--- Begin Listed entries ---

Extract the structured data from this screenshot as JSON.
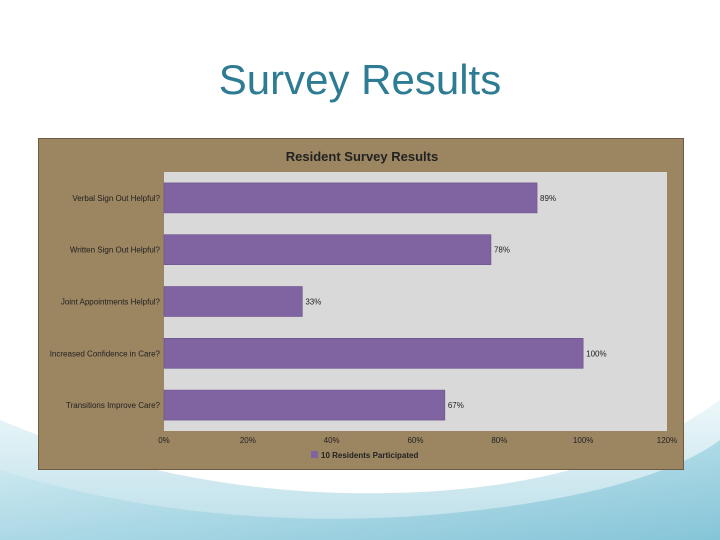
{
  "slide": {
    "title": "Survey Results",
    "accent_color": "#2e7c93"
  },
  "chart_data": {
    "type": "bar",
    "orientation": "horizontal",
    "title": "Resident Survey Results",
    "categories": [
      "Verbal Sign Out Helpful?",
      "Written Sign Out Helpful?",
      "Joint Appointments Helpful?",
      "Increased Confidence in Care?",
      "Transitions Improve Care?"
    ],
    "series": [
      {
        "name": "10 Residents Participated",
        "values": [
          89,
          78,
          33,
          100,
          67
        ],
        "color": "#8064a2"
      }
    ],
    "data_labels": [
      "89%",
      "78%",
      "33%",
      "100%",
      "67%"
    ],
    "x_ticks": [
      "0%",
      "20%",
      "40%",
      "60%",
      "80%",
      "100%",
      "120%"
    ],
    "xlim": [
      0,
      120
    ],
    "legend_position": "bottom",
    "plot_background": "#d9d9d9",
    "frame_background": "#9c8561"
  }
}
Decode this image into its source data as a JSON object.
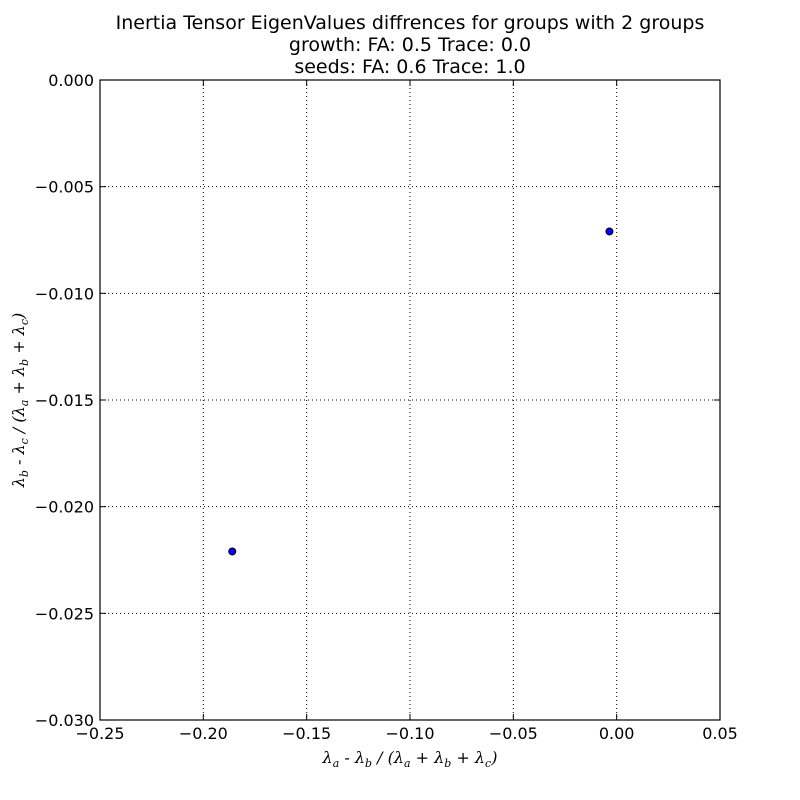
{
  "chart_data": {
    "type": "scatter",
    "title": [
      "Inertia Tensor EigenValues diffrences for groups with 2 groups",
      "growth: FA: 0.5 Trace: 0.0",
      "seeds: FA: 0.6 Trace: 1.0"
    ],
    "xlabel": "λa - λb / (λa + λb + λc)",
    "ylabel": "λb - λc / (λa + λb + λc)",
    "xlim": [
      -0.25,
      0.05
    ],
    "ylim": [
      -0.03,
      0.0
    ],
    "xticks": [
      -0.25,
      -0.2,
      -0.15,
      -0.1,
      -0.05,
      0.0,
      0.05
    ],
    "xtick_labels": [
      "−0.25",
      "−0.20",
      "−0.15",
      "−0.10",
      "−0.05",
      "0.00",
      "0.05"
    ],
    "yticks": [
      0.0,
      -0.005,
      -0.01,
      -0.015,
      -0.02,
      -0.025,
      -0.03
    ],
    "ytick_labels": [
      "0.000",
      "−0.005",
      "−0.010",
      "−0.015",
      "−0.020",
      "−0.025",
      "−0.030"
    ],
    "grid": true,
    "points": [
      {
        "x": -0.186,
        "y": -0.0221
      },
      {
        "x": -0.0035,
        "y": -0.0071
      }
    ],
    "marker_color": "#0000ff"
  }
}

--- End Listed entries ---

## [Written exercise]
Pictures stay out; repeat all the rest of the records exactly.

## [Response]
Extract the structured data from this screenshot as JSON.
{
  "slide": {
    "title": "Survey Results",
    "accent_color": "#2e7c93"
  },
  "chart_data": {
    "type": "bar",
    "orientation": "horizontal",
    "title": "Resident Survey Results",
    "categories": [
      "Verbal Sign Out Helpful?",
      "Written Sign Out Helpful?",
      "Joint Appointments Helpful?",
      "Increased Confidence in Care?",
      "Transitions Improve Care?"
    ],
    "series": [
      {
        "name": "10 Residents Participated",
        "values": [
          89,
          78,
          33,
          100,
          67
        ],
        "color": "#8064a2"
      }
    ],
    "data_labels": [
      "89%",
      "78%",
      "33%",
      "100%",
      "67%"
    ],
    "x_ticks": [
      "0%",
      "20%",
      "40%",
      "60%",
      "80%",
      "100%",
      "120%"
    ],
    "xlim": [
      0,
      120
    ],
    "legend_position": "bottom",
    "plot_background": "#d9d9d9",
    "frame_background": "#9c8561"
  }
}
Decode this image into its source data as a JSON object.
{
  "chart_data": {
    "type": "scatter",
    "title": [
      "Inertia Tensor EigenValues diffrences for groups with 2 groups",
      "growth: FA: 0.5 Trace: 0.0",
      "seeds: FA: 0.6 Trace: 1.0"
    ],
    "xlabel": "λa - λb / (λa + λb + λc)",
    "ylabel": "λb - λc / (λa + λb + λc)",
    "xlim": [
      -0.25,
      0.05
    ],
    "ylim": [
      -0.03,
      0.0
    ],
    "xticks": [
      -0.25,
      -0.2,
      -0.15,
      -0.1,
      -0.05,
      0.0,
      0.05
    ],
    "xtick_labels": [
      "−0.25",
      "−0.20",
      "−0.15",
      "−0.10",
      "−0.05",
      "0.00",
      "0.05"
    ],
    "yticks": [
      0.0,
      -0.005,
      -0.01,
      -0.015,
      -0.02,
      -0.025,
      -0.03
    ],
    "ytick_labels": [
      "0.000",
      "−0.005",
      "−0.010",
      "−0.015",
      "−0.020",
      "−0.025",
      "−0.030"
    ],
    "grid": true,
    "points": [
      {
        "x": -0.186,
        "y": -0.0221
      },
      {
        "x": -0.0035,
        "y": -0.0071
      }
    ],
    "marker_color": "#0000ff"
  }
}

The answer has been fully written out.